[Extracted data entries]
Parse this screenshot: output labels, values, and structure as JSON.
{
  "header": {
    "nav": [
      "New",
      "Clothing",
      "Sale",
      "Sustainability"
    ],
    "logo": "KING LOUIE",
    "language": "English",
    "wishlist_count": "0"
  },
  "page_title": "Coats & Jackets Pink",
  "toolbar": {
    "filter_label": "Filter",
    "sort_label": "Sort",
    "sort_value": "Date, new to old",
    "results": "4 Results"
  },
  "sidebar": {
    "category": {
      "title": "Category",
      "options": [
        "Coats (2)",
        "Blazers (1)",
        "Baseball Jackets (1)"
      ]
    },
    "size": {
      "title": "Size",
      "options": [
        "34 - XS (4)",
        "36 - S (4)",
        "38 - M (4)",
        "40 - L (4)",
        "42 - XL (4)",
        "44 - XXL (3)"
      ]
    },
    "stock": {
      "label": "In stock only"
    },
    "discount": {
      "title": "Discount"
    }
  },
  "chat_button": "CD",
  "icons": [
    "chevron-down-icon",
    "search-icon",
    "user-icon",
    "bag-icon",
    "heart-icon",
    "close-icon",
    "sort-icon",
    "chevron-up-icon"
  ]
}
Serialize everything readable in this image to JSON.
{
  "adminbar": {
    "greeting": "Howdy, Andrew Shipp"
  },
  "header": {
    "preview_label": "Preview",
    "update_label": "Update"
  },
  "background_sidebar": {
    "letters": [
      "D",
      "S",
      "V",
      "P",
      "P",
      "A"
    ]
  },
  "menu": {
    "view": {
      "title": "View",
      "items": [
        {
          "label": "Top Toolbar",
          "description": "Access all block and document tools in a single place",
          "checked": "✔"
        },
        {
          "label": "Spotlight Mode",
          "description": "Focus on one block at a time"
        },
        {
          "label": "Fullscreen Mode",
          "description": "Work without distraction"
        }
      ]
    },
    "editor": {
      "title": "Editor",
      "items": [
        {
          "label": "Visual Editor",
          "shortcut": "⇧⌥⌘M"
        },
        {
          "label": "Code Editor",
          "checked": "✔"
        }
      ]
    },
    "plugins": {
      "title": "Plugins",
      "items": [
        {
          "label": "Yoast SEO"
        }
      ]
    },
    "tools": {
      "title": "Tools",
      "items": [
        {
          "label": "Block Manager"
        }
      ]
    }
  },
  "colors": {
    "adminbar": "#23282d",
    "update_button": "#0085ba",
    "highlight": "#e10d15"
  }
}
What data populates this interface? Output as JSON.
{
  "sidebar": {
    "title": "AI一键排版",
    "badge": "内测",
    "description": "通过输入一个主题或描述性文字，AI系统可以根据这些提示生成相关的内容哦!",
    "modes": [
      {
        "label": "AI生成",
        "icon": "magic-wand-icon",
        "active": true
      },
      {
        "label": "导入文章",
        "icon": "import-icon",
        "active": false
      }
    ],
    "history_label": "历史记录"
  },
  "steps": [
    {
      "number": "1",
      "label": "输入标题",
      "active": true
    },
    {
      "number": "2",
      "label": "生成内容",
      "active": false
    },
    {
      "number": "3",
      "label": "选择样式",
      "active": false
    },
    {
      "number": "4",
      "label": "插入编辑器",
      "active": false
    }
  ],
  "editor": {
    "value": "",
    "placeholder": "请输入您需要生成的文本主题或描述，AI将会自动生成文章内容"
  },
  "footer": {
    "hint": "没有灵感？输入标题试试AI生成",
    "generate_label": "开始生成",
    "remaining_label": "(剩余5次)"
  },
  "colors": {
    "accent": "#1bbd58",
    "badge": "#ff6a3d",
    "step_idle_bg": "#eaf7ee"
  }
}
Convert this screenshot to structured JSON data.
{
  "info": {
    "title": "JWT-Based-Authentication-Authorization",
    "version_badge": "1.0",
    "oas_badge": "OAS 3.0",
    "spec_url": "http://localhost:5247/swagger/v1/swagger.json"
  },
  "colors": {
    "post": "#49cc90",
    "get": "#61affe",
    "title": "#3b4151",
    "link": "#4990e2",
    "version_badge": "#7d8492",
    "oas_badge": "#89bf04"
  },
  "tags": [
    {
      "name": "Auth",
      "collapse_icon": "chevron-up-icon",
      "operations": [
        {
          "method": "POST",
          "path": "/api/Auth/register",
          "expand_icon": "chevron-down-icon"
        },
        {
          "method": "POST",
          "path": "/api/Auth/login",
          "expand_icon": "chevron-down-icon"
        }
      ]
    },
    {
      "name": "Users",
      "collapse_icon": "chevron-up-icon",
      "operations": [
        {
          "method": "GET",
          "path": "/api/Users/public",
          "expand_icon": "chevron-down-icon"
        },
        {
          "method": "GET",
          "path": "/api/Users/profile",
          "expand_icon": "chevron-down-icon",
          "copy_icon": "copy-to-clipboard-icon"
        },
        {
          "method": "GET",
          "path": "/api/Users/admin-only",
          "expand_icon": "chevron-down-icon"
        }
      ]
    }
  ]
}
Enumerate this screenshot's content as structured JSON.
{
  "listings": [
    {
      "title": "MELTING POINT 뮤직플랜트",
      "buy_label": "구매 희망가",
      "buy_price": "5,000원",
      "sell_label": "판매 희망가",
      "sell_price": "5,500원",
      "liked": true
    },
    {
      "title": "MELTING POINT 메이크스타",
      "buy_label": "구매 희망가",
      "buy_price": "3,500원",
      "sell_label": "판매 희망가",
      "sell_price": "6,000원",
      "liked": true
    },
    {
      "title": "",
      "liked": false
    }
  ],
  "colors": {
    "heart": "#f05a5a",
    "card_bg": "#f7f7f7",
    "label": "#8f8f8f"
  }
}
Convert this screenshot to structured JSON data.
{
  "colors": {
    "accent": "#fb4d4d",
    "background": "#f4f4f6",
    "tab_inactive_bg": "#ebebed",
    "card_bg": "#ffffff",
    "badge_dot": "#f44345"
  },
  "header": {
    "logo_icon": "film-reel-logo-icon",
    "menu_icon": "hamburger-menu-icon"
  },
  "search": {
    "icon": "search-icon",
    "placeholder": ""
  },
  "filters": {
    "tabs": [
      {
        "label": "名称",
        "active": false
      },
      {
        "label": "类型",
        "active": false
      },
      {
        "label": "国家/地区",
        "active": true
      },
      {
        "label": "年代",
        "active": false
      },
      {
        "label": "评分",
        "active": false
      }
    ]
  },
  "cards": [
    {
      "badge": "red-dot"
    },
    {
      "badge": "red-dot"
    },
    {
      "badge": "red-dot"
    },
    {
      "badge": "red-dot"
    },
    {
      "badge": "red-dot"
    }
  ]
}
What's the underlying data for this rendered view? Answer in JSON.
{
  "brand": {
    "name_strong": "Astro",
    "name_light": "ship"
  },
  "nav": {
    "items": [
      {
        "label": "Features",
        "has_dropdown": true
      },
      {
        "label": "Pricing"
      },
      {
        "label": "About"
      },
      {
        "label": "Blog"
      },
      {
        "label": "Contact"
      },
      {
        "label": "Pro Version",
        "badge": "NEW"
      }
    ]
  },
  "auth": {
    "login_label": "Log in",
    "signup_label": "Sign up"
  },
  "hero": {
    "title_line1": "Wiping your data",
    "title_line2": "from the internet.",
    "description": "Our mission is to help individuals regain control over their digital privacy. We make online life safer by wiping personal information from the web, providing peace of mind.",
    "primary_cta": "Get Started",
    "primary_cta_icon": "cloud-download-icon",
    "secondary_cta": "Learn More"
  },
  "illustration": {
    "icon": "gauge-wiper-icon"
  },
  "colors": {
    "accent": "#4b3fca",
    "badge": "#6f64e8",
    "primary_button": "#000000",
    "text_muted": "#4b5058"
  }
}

• [Directions] Copy the entries above exactly, leaving none out.

• [Written response]
Parse this screenshot: output labels, values, and structure as JSON.
{
  "header": {
    "nav": [
      "New",
      "Clothing",
      "Sale",
      "Sustainability"
    ],
    "logo": "KING LOUIE",
    "language": "English",
    "wishlist_count": "0"
  },
  "page_title": "Coats & Jackets Pink",
  "toolbar": {
    "filter_label": "Filter",
    "sort_label": "Sort",
    "sort_value": "Date, new to old",
    "results": "4 Results"
  },
  "sidebar": {
    "category": {
      "title": "Category",
      "options": [
        "Coats (2)",
        "Blazers (1)",
        "Baseball Jackets (1)"
      ]
    },
    "size": {
      "title": "Size",
      "options": [
        "34 - XS (4)",
        "36 - S (4)",
        "38 - M (4)",
        "40 - L (4)",
        "42 - XL (4)",
        "44 - XXL (3)"
      ]
    },
    "stock": {
      "label": "In stock only"
    },
    "discount": {
      "title": "Discount"
    }
  },
  "chat_button": "CD",
  "icons": [
    "chevron-down-icon",
    "search-icon",
    "user-icon",
    "bag-icon",
    "heart-icon",
    "close-icon",
    "sort-icon",
    "chevron-up-icon"
  ]
}
Serialize everything readable in this image to JSON.
{
  "adminbar": {
    "greeting": "Howdy, Andrew Shipp"
  },
  "header": {
    "preview_label": "Preview",
    "update_label": "Update"
  },
  "background_sidebar": {
    "letters": [
      "D",
      "S",
      "V",
      "P",
      "P",
      "A"
    ]
  },
  "menu": {
    "view": {
      "title": "View",
      "items": [
        {
          "label": "Top Toolbar",
          "description": "Access all block and document tools in a single place",
          "checked": "✔"
        },
        {
          "label": "Spotlight Mode",
          "description": "Focus on one block at a time"
        },
        {
          "label": "Fullscreen Mode",
          "description": "Work without distraction"
        }
      ]
    },
    "editor": {
      "title": "Editor",
      "items": [
        {
          "label": "Visual Editor",
          "shortcut": "⇧⌥⌘M"
        },
        {
          "label": "Code Editor",
          "checked": "✔"
        }
      ]
    },
    "plugins": {
      "title": "Plugins",
      "items": [
        {
          "label": "Yoast SEO"
        }
      ]
    },
    "tools": {
      "title": "Tools",
      "items": [
        {
          "label": "Block Manager"
        }
      ]
    }
  },
  "colors": {
    "adminbar": "#23282d",
    "update_button": "#0085ba",
    "highlight": "#e10d15"
  }
}
What data populates this interface? Output as JSON.
{
  "sidebar": {
    "title": "AI一键排版",
    "badge": "内测",
    "description": "通过输入一个主题或描述性文字，AI系统可以根据这些提示生成相关的内容哦!",
    "modes": [
      {
        "label": "AI生成",
        "icon": "magic-wand-icon",
        "active": true
      },
      {
        "label": "导入文章",
        "icon": "import-icon",
        "active": false
      }
    ],
    "history_label": "历史记录"
  },
  "steps": [
    {
      "number": "1",
      "label": "输入标题",
      "active": true
    },
    {
      "number": "2",
      "label": "生成内容",
      "active": false
    },
    {
      "number": "3",
      "label": "选择样式",
      "active": false
    },
    {
      "number": "4",
      "label": "插入编辑器",
      "active": false
    }
  ],
  "editor": {
    "value": "",
    "placeholder": "请输入您需要生成的文本主题或描述，AI将会自动生成文章内容"
  },
  "footer": {
    "hint": "没有灵感？输入标题试试AI生成",
    "generate_label": "开始生成",
    "remaining_label": "(剩余5次)"
  },
  "colors": {
    "accent": "#1bbd58",
    "badge": "#ff6a3d",
    "step_idle_bg": "#eaf7ee"
  }
}
Convert this screenshot to structured JSON data.
{
  "info": {
    "title": "JWT-Based-Authentication-Authorization",
    "version_badge": "1.0",
    "oas_badge": "OAS 3.0",
    "spec_url": "http://localhost:5247/swagger/v1/swagger.json"
  },
  "colors": {
    "post": "#49cc90",
    "get": "#61affe",
    "title": "#3b4151",
    "link": "#4990e2",
    "version_badge": "#7d8492",
    "oas_badge": "#89bf04"
  },
  "tags": [
    {
      "name": "Auth",
      "collapse_icon": "chevron-up-icon",
      "operations": [
        {
          "method": "POST",
          "path": "/api/Auth/register",
          "expand_icon": "chevron-down-icon"
        },
        {
          "method": "POST",
          "path": "/api/Auth/login",
          "expand_icon": "chevron-down-icon"
        }
      ]
    },
    {
      "name": "Users",
      "collapse_icon": "chevron-up-icon",
      "operations": [
        {
          "method": "GET",
          "path": "/api/Users/public",
          "expand_icon": "chevron-down-icon"
        },
        {
          "method": "GET",
          "path": "/api/Users/profile",
          "expand_icon": "chevron-down-icon",
          "copy_icon": "copy-to-clipboard-icon"
        },
        {
          "method": "GET",
          "path": "/api/Users/admin-only",
          "expand_icon": "chevron-down-icon"
        }
      ]
    }
  ]
}
Enumerate this screenshot's content as structured JSON.
{
  "listings": [
    {
      "title": "MELTING POINT 뮤직플랜트",
      "buy_label": "구매 희망가",
      "buy_price": "5,000원",
      "sell_label": "판매 희망가",
      "sell_price": "5,500원",
      "liked": true
    },
    {
      "title": "MELTING POINT 메이크스타",
      "buy_label": "구매 희망가",
      "buy_price": "3,500원",
      "sell_label": "판매 희망가",
      "sell_price": "6,000원",
      "liked": true
    },
    {
      "title": "",
      "liked": false
    }
  ],
  "colors": {
    "heart": "#f05a5a",
    "card_bg": "#f7f7f7",
    "label": "#8f8f8f"
  }
}
Convert this screenshot to structured JSON data.
{
  "colors": {
    "accent": "#fb4d4d",
    "background": "#f4f4f6",
    "tab_inactive_bg": "#ebebed",
    "card_bg": "#ffffff",
    "badge_dot": "#f44345"
  },
  "header": {
    "logo_icon": "film-reel-logo-icon",
    "menu_icon": "hamburger-menu-icon"
  },
  "search": {
    "icon": "search-icon",
    "placeholder": ""
  },
  "filters": {
    "tabs": [
      {
        "label": "名称",
        "active": false
      },
      {
        "label": "类型",
        "active": false
      },
      {
        "label": "国家/地区",
        "active": true
      },
      {
        "label": "年代",
        "active": false
      },
      {
        "label": "评分",
        "active": false
      }
    ]
  },
  "cards": [
    {
      "badge": "red-dot"
    },
    {
      "badge": "red-dot"
    },
    {
      "badge": "red-dot"
    },
    {
      "badge": "red-dot"
    },
    {
      "badge": "red-dot"
    }
  ]
}
What's the underlying data for this rendered view? Answer in JSON.
{
  "brand": {
    "name_strong": "Astro",
    "name_light": "ship"
  },
  "nav": {
    "items": [
      {
        "label": "Features",
        "has_dropdown": true
      },
      {
        "label": "Pricing"
      },
      {
        "label": "About"
      },
      {
        "label": "Blog"
      },
      {
        "label": "Contact"
      },
      {
        "label": "Pro Version",
        "badge": "NEW"
      }
    ]
  },
  "auth": {
    "login_label": "Log in",
    "signup_label": "Sign up"
  },
  "hero": {
    "title_line1": "Wiping your data",
    "title_line2": "from the internet.",
    "description": "Our mission is to help individuals regain control over their digital privacy. We make online life safer by wiping personal information from the web, providing peace of mind.",
    "primary_cta": "Get Started",
    "primary_cta_icon": "cloud-download-icon",
    "secondary_cta": "Learn More"
  },
  "illustration": {
    "icon": "gauge-wiper-icon"
  },
  "colors": {
    "accent": "#4b3fca",
    "badge": "#6f64e8",
    "primary_button": "#000000",
    "text_muted": "#4b5058"
  }
}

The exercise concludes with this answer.